→ **WRITTEN INSTRUCTION**
Tally the lines that hold the word "this" and reply with that figure only.

Figure record listings

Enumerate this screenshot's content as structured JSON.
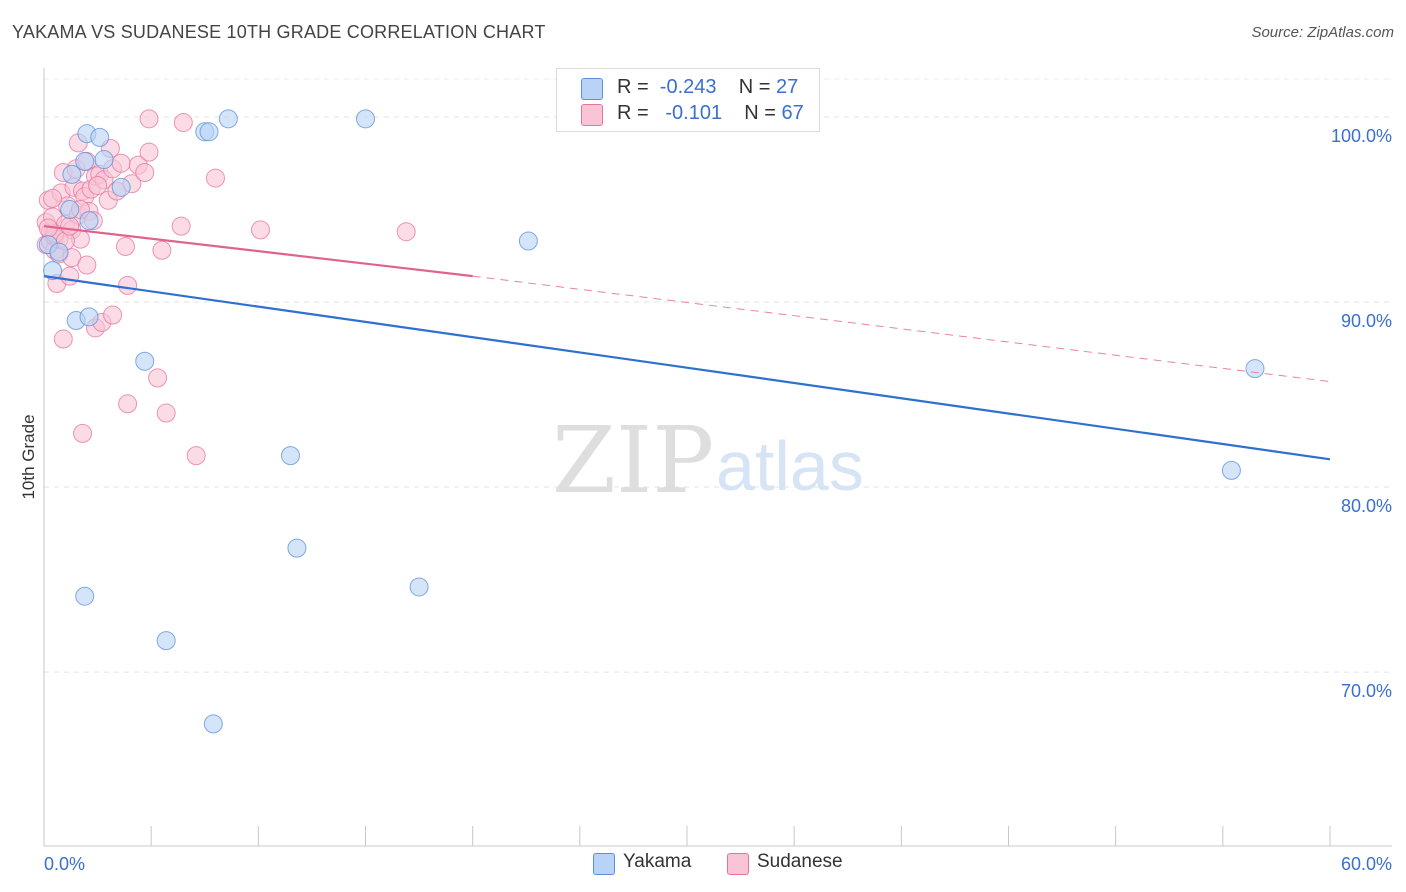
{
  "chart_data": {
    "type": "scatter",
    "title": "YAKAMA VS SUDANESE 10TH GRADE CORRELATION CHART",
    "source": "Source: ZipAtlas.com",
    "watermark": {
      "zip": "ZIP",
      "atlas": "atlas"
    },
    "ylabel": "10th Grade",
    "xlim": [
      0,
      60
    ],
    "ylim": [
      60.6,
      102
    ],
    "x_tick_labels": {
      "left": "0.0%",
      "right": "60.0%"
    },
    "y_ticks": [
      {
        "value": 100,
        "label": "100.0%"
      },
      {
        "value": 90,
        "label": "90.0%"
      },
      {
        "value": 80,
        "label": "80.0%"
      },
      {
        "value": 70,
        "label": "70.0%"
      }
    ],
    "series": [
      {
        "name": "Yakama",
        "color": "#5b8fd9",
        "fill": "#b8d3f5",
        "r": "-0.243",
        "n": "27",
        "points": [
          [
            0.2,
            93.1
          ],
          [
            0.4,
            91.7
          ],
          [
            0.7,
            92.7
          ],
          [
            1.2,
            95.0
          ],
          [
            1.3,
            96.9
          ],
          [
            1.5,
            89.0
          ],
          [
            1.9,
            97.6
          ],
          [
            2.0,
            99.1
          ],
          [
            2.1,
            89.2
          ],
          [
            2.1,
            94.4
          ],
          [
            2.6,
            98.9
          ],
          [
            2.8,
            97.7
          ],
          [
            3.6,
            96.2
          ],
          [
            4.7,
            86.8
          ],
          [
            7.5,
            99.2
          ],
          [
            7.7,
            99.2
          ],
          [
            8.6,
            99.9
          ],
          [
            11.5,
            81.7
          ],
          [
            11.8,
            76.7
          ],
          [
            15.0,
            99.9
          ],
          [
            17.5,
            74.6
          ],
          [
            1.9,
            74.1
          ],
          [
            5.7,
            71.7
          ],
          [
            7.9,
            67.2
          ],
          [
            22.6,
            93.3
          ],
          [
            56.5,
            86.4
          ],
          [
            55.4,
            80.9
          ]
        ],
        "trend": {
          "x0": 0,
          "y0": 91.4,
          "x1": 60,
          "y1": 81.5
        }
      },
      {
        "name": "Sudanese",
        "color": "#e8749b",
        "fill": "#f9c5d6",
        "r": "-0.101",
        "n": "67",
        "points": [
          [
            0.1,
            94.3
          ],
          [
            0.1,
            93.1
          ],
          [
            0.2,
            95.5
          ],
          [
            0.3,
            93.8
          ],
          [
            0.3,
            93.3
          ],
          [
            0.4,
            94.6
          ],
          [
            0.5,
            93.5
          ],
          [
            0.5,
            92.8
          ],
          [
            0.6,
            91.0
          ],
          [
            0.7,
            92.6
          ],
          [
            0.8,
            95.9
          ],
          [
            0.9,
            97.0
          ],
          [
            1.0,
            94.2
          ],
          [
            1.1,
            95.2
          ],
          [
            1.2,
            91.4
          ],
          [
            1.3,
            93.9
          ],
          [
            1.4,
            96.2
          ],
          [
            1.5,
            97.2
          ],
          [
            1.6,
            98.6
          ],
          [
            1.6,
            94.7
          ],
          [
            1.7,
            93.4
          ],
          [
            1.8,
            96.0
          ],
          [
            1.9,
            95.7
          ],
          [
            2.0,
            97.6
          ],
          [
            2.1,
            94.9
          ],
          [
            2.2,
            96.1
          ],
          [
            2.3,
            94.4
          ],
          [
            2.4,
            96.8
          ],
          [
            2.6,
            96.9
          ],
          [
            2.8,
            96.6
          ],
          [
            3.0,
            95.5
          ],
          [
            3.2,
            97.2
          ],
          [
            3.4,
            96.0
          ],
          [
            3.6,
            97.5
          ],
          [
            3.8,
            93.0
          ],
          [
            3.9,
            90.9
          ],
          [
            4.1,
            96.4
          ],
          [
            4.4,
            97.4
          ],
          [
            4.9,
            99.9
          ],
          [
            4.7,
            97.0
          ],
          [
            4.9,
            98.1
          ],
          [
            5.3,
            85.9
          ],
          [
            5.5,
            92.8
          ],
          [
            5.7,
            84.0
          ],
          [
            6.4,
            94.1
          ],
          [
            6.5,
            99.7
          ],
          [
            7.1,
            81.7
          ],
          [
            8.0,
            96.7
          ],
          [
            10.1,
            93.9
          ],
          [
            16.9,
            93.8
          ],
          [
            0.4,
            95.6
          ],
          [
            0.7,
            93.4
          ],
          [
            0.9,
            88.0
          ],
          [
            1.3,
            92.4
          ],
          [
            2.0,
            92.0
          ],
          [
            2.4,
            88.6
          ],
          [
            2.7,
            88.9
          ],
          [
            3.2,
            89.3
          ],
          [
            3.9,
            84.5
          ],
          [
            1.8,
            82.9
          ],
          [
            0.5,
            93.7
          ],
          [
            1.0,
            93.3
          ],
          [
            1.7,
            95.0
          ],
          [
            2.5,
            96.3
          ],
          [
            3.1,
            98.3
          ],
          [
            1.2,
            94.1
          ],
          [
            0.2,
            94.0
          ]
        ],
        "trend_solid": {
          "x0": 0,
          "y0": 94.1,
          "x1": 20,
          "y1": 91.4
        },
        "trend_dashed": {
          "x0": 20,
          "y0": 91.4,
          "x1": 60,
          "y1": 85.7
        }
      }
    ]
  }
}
...
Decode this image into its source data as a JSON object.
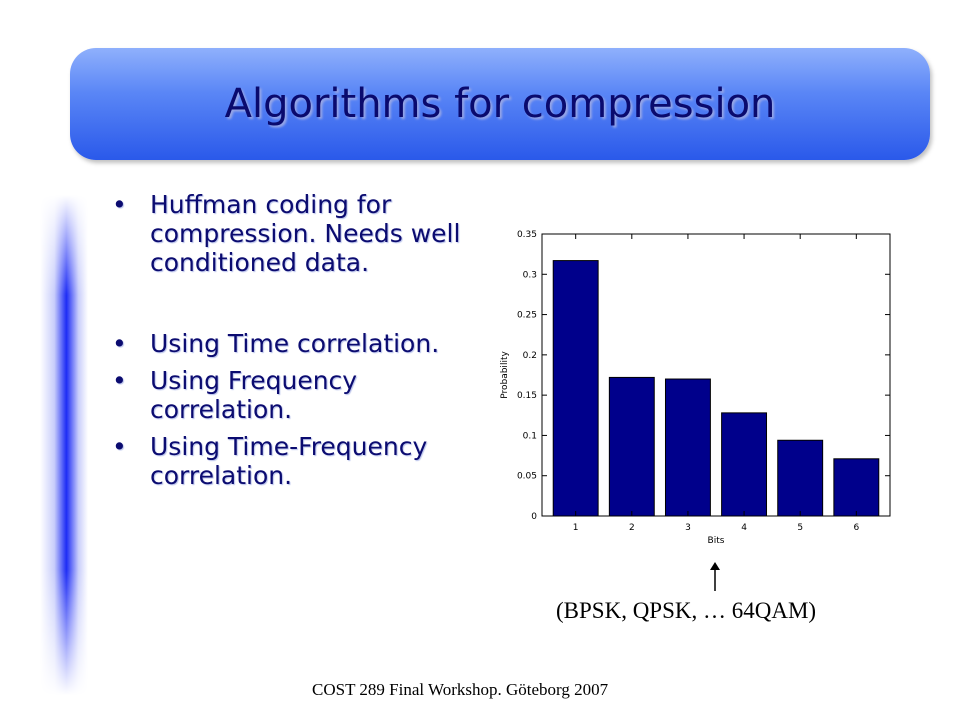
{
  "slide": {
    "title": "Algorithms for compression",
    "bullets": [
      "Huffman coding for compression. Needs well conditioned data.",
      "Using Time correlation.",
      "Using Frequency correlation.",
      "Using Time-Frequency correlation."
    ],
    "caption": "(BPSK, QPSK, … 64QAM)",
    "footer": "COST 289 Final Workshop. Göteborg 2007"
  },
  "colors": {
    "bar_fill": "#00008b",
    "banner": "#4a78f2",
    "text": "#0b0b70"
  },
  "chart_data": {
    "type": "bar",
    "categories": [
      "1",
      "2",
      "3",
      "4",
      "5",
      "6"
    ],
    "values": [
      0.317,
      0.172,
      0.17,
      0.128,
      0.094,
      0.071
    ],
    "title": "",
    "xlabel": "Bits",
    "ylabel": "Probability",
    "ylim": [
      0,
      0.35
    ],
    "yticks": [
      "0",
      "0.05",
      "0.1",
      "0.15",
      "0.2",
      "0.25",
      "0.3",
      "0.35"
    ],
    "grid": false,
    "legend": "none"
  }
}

→ **THE REPLY**
2